- **THE REQUEST**
Exclude the pictures; give every entry again exactly as written.

-- BEGIN GIVEN ENTRIES --

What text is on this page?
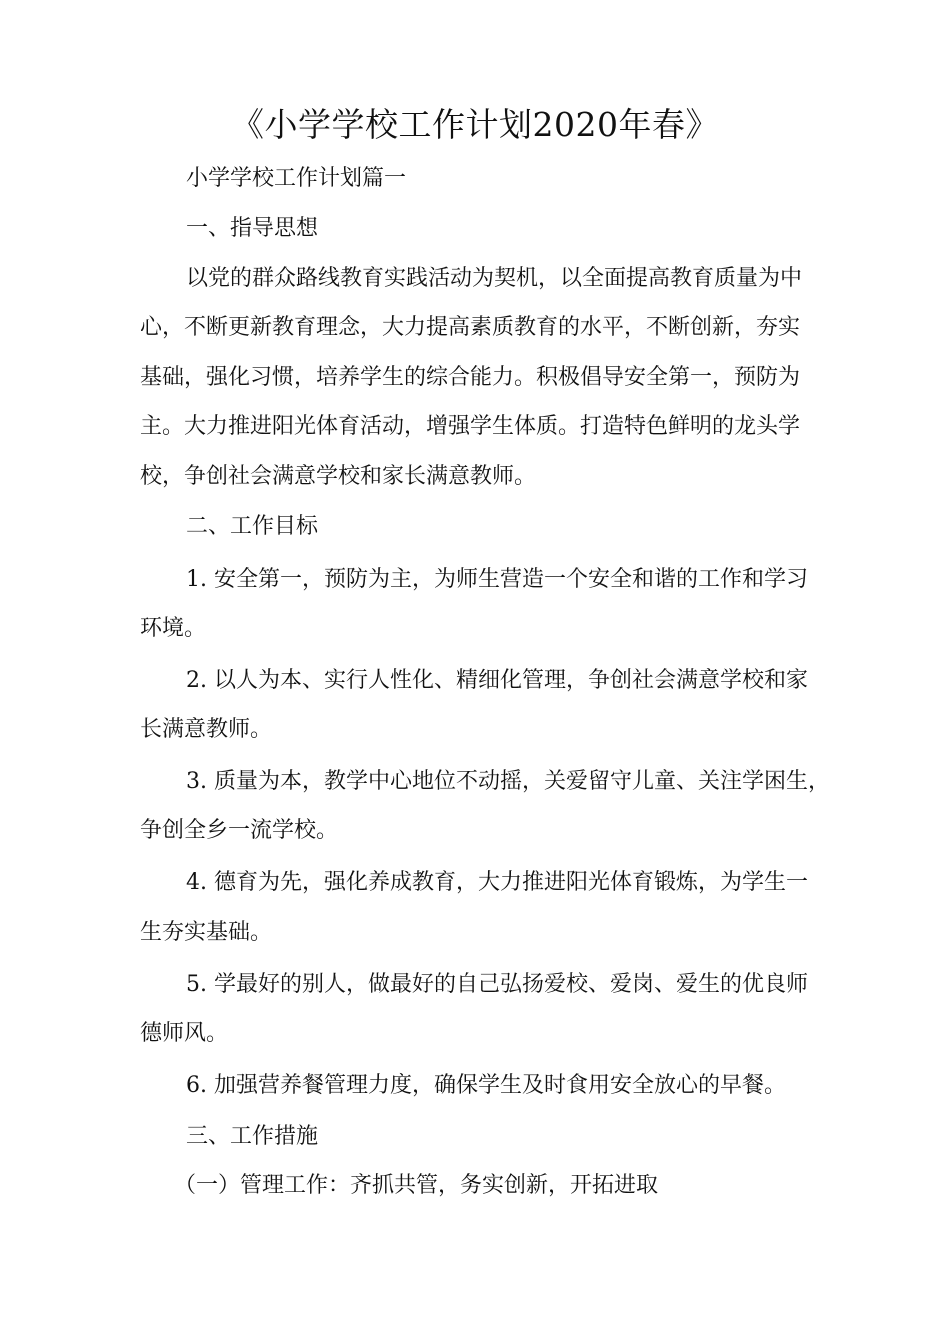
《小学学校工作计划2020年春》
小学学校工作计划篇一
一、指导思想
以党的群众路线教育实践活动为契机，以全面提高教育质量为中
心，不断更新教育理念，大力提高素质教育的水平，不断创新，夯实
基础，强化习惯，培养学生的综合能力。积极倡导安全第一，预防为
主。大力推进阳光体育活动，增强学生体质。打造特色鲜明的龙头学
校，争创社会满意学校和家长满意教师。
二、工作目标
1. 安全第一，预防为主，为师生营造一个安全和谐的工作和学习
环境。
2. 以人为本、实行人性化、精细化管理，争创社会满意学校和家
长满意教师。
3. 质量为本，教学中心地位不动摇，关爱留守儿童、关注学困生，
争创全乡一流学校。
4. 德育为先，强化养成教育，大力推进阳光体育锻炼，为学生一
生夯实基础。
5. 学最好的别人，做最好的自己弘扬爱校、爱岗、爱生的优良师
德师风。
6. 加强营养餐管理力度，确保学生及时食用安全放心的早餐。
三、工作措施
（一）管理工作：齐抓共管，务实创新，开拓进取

-- END GIVEN ENTRIES --

- **FULL RESPONSE**
What text is on this page?
《小学学校工作计划2020年春》
小学学校工作计划篇一
一、指导思想
以党的群众路线教育实践活动为契机，以全面提高教育质量为中
心，不断更新教育理念，大力提高素质教育的水平，不断创新，夯实
基础，强化习惯，培养学生的综合能力。积极倡导安全第一，预防为
主。大力推进阳光体育活动，增强学生体质。打造特色鲜明的龙头学
校，争创社会满意学校和家长满意教师。
二、工作目标
1. 安全第一，预防为主，为师生营造一个安全和谐的工作和学习
环境。
2. 以人为本、实行人性化、精细化管理，争创社会满意学校和家
长满意教师。
3. 质量为本，教学中心地位不动摇，关爱留守儿童、关注学困生，
争创全乡一流学校。
4. 德育为先，强化养成教育，大力推进阳光体育锻炼，为学生一
生夯实基础。
5. 学最好的别人，做最好的自己弘扬爱校、爱岗、爱生的优良师
德师风。
6. 加强营养餐管理力度，确保学生及时食用安全放心的早餐。
三、工作措施
（一）管理工作：齐抓共管，务实创新，开拓进取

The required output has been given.